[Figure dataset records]
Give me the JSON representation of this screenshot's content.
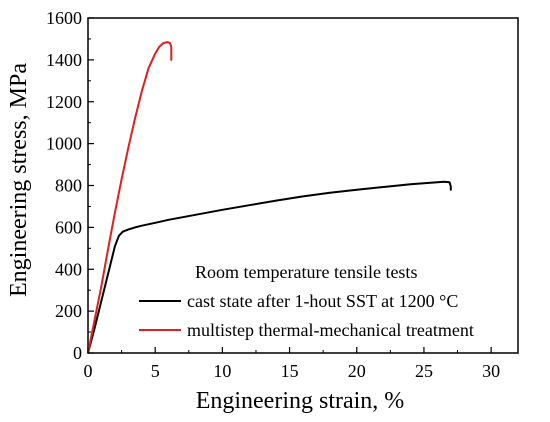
{
  "chart_data": {
    "type": "line",
    "title": "",
    "xlabel": "Engineering strain, %",
    "ylabel": "Engineering stress, MPa",
    "xlim": [
      0,
      32
    ],
    "ylim": [
      0,
      1600
    ],
    "x_ticks": [
      0,
      5,
      10,
      15,
      20,
      25,
      30
    ],
    "y_ticks": [
      0,
      200,
      400,
      600,
      800,
      1000,
      1200,
      1400,
      1600
    ],
    "grid": false,
    "legend": {
      "title": "Room temperature tensile tests",
      "placement": "bottom-right"
    },
    "series": [
      {
        "name": "cast state after 1-hout SST at 1200 °C",
        "color": "#000000",
        "x": [
          0,
          0.5,
          1.0,
          1.5,
          2.0,
          2.3,
          2.6,
          3.0,
          3.5,
          4.0,
          5.0,
          6.0,
          8.0,
          10.0,
          12.0,
          14.0,
          16.0,
          18.0,
          20.0,
          22.0,
          24.0,
          25.0,
          26.0,
          26.5,
          26.9,
          27.0,
          27.0
        ],
        "y": [
          0,
          120,
          250,
          380,
          510,
          560,
          580,
          590,
          600,
          608,
          622,
          636,
          660,
          684,
          706,
          728,
          748,
          765,
          780,
          793,
          806,
          811,
          816,
          818,
          816,
          795,
          780
        ]
      },
      {
        "name": "multistep thermal-mechanical treatment",
        "color": "#e02020",
        "x": [
          0,
          0.5,
          1.0,
          1.5,
          2.0,
          2.5,
          3.0,
          3.5,
          4.0,
          4.5,
          5.0,
          5.3,
          5.6,
          5.9,
          6.1,
          6.2,
          6.2
        ],
        "y": [
          0,
          160,
          320,
          500,
          670,
          830,
          980,
          1120,
          1250,
          1360,
          1430,
          1462,
          1480,
          1485,
          1480,
          1460,
          1400
        ]
      }
    ]
  }
}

> [Description of the task] Only lines holding the string "Engineering" are wanted; gather each one from the entries above.

> [Solution to the exercise]
    "xlabel": "Engineering strain, %",
    "ylabel": "Engineering stress, MPa",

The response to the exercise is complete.